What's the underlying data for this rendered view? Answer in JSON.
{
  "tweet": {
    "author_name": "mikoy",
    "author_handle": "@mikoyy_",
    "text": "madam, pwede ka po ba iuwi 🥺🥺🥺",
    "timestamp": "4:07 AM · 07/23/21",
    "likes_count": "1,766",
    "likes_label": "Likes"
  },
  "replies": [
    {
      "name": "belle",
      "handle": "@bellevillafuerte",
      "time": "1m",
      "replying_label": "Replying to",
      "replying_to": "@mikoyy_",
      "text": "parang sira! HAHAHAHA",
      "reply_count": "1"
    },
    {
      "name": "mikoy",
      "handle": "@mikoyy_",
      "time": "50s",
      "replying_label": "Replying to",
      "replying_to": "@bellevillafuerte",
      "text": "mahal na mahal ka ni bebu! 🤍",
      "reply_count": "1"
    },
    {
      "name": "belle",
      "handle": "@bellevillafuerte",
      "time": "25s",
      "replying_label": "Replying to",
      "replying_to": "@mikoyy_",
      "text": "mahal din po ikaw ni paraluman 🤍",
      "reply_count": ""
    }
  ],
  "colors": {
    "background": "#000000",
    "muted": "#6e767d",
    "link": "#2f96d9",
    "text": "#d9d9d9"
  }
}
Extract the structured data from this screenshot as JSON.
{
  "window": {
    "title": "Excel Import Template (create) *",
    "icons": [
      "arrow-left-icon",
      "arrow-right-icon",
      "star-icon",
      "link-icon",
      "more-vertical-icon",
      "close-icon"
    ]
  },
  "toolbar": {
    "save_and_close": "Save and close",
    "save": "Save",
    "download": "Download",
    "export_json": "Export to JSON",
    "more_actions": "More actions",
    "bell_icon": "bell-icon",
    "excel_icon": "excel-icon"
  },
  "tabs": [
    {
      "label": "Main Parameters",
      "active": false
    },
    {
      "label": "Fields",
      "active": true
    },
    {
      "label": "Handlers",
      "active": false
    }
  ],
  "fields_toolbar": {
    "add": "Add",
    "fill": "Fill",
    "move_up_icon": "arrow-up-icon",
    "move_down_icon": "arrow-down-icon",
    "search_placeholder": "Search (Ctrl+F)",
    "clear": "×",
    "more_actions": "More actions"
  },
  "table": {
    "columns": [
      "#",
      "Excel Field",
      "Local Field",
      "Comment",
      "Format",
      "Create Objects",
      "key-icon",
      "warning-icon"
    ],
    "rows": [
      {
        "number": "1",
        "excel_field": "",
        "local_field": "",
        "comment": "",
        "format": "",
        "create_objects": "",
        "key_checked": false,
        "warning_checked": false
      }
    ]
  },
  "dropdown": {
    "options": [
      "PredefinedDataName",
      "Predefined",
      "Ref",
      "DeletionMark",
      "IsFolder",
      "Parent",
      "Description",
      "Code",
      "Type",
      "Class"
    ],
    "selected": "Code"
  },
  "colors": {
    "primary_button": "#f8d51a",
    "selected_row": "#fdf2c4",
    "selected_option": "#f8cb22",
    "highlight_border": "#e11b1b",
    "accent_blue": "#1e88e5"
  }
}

**Given instruction**.
Please output the entire listing exactly as it stands.

**Reply**.
What's the underlying data for this rendered view? Answer in JSON.
{
  "tweet": {
    "author_name": "mikoy",
    "author_handle": "@mikoyy_",
    "text": "madam, pwede ka po ba iuwi 🥺🥺🥺",
    "timestamp": "4:07 AM · 07/23/21",
    "likes_count": "1,766",
    "likes_label": "Likes"
  },
  "replies": [
    {
      "name": "belle",
      "handle": "@bellevillafuerte",
      "time": "1m",
      "replying_label": "Replying to",
      "replying_to": "@mikoyy_",
      "text": "parang sira! HAHAHAHA",
      "reply_count": "1"
    },
    {
      "name": "mikoy",
      "handle": "@mikoyy_",
      "time": "50s",
      "replying_label": "Replying to",
      "replying_to": "@bellevillafuerte",
      "text": "mahal na mahal ka ni bebu! 🤍",
      "reply_count": "1"
    },
    {
      "name": "belle",
      "handle": "@bellevillafuerte",
      "time": "25s",
      "replying_label": "Replying to",
      "replying_to": "@mikoyy_",
      "text": "mahal din po ikaw ni paraluman 🤍",
      "reply_count": ""
    }
  ],
  "colors": {
    "background": "#000000",
    "muted": "#6e767d",
    "link": "#2f96d9",
    "text": "#d9d9d9"
  }
}
Extract the structured data from this screenshot as JSON.
{
  "window": {
    "title": "Excel Import Template (create) *",
    "icons": [
      "arrow-left-icon",
      "arrow-right-icon",
      "star-icon",
      "link-icon",
      "more-vertical-icon",
      "close-icon"
    ]
  },
  "toolbar": {
    "save_and_close": "Save and close",
    "save": "Save",
    "download": "Download",
    "export_json": "Export to JSON",
    "more_actions": "More actions",
    "bell_icon": "bell-icon",
    "excel_icon": "excel-icon"
  },
  "tabs": [
    {
      "label": "Main Parameters",
      "active": false
    },
    {
      "label": "Fields",
      "active": true
    },
    {
      "label": "Handlers",
      "active": false
    }
  ],
  "fields_toolbar": {
    "add": "Add",
    "fill": "Fill",
    "move_up_icon": "arrow-up-icon",
    "move_down_icon": "arrow-down-icon",
    "search_placeholder": "Search (Ctrl+F)",
    "clear": "×",
    "more_actions": "More actions"
  },
  "table": {
    "columns": [
      "#",
      "Excel Field",
      "Local Field",
      "Comment",
      "Format",
      "Create Objects",
      "key-icon",
      "warning-icon"
    ],
    "rows": [
      {
        "number": "1",
        "excel_field": "",
        "local_field": "",
        "comment": "",
        "format": "",
        "create_objects": "",
        "key_checked": false,
        "warning_checked": false
      }
    ]
  },
  "dropdown": {
    "options": [
      "PredefinedDataName",
      "Predefined",
      "Ref",
      "DeletionMark",
      "IsFolder",
      "Parent",
      "Description",
      "Code",
      "Type",
      "Class"
    ],
    "selected": "Code"
  },
  "colors": {
    "primary_button": "#f8d51a",
    "selected_row": "#fdf2c4",
    "selected_option": "#f8cb22",
    "highlight_border": "#e11b1b",
    "accent_blue": "#1e88e5"
  }
}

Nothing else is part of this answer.